--- BEGIN Material provided ---
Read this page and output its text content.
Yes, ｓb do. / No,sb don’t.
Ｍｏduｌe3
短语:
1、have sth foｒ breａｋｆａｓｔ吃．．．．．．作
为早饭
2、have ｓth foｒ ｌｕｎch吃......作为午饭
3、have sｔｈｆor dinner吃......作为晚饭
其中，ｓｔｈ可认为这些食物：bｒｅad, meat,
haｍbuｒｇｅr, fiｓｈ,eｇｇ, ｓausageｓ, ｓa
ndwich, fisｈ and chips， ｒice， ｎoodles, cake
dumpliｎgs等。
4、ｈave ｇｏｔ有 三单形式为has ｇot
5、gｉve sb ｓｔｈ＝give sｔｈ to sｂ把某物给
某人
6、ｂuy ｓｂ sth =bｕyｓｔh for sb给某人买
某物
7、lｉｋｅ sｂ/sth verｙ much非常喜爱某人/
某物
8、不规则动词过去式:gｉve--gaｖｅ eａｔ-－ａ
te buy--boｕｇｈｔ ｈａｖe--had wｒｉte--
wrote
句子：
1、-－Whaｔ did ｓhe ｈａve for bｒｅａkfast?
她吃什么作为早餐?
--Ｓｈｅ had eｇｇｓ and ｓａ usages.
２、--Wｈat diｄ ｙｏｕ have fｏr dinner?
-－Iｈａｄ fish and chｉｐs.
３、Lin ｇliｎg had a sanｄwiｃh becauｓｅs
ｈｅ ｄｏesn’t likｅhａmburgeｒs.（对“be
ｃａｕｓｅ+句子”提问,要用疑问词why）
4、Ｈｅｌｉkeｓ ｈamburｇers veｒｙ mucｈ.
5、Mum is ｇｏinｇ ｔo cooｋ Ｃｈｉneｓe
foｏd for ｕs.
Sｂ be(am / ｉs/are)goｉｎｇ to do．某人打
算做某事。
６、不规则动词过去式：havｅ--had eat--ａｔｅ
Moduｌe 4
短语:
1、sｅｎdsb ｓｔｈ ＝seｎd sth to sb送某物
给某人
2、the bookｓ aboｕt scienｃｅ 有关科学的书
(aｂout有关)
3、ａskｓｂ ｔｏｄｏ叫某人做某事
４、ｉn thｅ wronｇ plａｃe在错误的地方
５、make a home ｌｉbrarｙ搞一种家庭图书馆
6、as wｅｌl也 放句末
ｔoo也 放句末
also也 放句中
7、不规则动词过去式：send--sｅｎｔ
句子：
--- END Material provided ---
**What is required**
Your task is to collect every line above that contains the word "have".

**Result**
1、have sth foｒ breａｋｆａｓｔ吃．．．．．．作
2、have ｓth foｒ ｌｕｎch吃......作为午饭
3、have sｔｈｆor dinner吃......作为晚饭
２、--Wｈat diｄ ｙｏｕ have fｏr dinner?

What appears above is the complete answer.